#### Given records
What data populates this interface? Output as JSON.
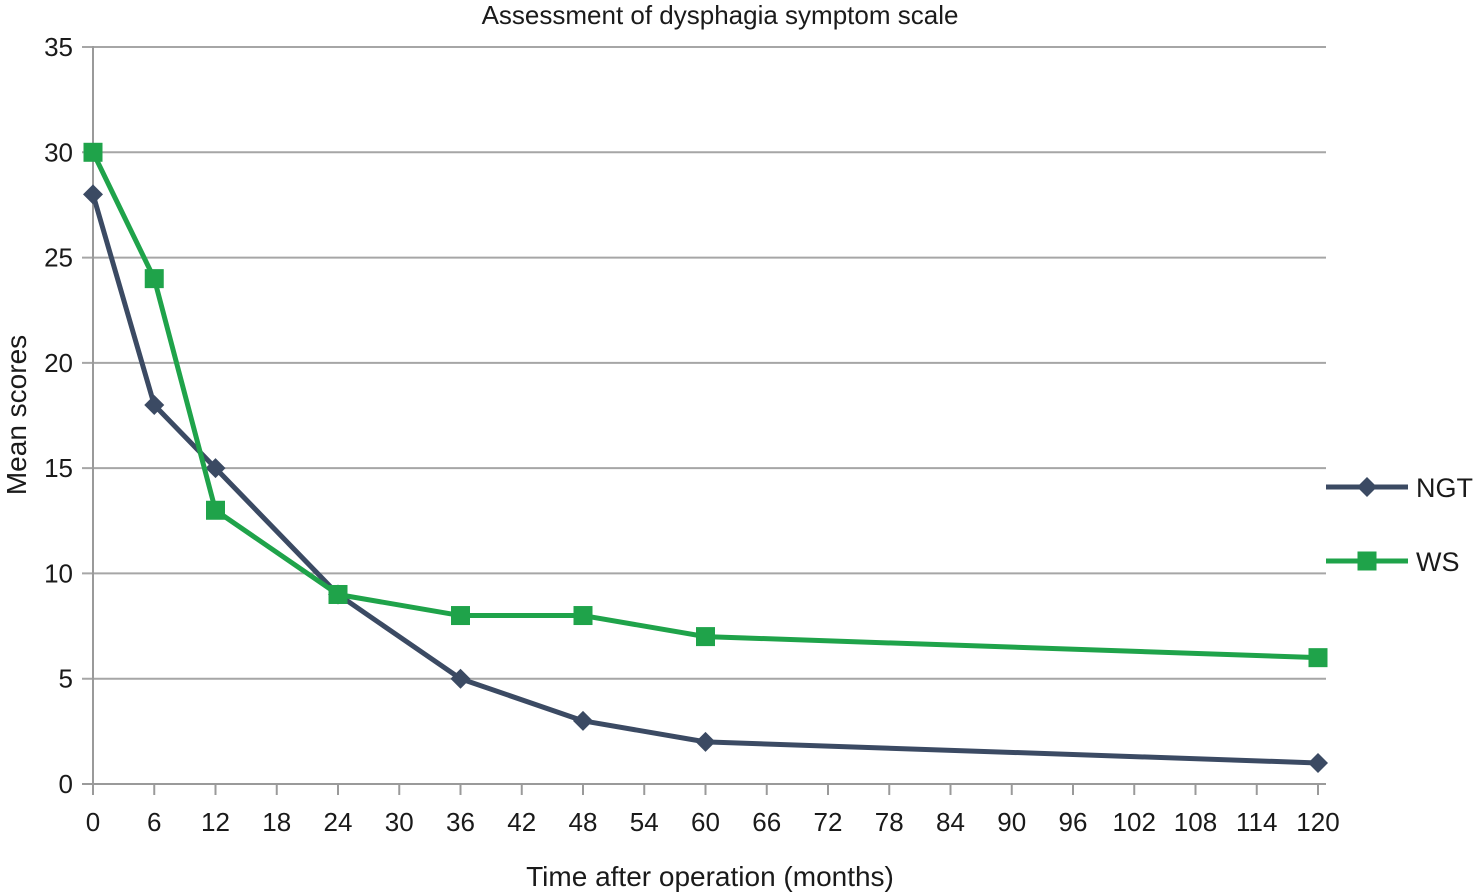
{
  "chart_data": {
    "type": "line",
    "title": "Assessment of dysphagia symptom scale",
    "xlabel": "Time after operation (months)",
    "ylabel": "Mean scores",
    "xlim": [
      0,
      120
    ],
    "ylim": [
      0,
      35
    ],
    "x_ticks": [
      "0",
      "6",
      "12",
      "18",
      "24",
      "30",
      "36",
      "42",
      "48",
      "54",
      "60",
      "66",
      "72",
      "78",
      "84",
      "90",
      "96",
      "102",
      "108",
      "114",
      "120"
    ],
    "y_ticks": [
      "0",
      "5",
      "10",
      "15",
      "20",
      "25",
      "30",
      "35"
    ],
    "grid": true,
    "legend_position": "right",
    "series": [
      {
        "name": "NGT",
        "color": "#3b4a63",
        "marker": "diamond",
        "x": [
          0,
          6,
          12,
          24,
          36,
          48,
          60,
          120
        ],
        "values": [
          28,
          18,
          15,
          9,
          5,
          3,
          2,
          1
        ]
      },
      {
        "name": "WS",
        "color": "#1fa34a",
        "marker": "square",
        "x": [
          0,
          6,
          12,
          24,
          36,
          48,
          60,
          120
        ],
        "values": [
          30,
          24,
          13,
          9,
          8,
          8,
          7,
          6
        ]
      }
    ]
  }
}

#### Given problem
Quote every line word for word and keep the images out of the copy.

#### Completed task
What data populates this interface? Output as JSON.
{
  "chart_data": {
    "type": "line",
    "title": "Assessment of dysphagia symptom scale",
    "xlabel": "Time after operation (months)",
    "ylabel": "Mean scores",
    "xlim": [
      0,
      120
    ],
    "ylim": [
      0,
      35
    ],
    "x_ticks": [
      "0",
      "6",
      "12",
      "18",
      "24",
      "30",
      "36",
      "42",
      "48",
      "54",
      "60",
      "66",
      "72",
      "78",
      "84",
      "90",
      "96",
      "102",
      "108",
      "114",
      "120"
    ],
    "y_ticks": [
      "0",
      "5",
      "10",
      "15",
      "20",
      "25",
      "30",
      "35"
    ],
    "grid": true,
    "legend_position": "right",
    "series": [
      {
        "name": "NGT",
        "color": "#3b4a63",
        "marker": "diamond",
        "x": [
          0,
          6,
          12,
          24,
          36,
          48,
          60,
          120
        ],
        "values": [
          28,
          18,
          15,
          9,
          5,
          3,
          2,
          1
        ]
      },
      {
        "name": "WS",
        "color": "#1fa34a",
        "marker": "square",
        "x": [
          0,
          6,
          12,
          24,
          36,
          48,
          60,
          120
        ],
        "values": [
          30,
          24,
          13,
          9,
          8,
          8,
          7,
          6
        ]
      }
    ]
  }
}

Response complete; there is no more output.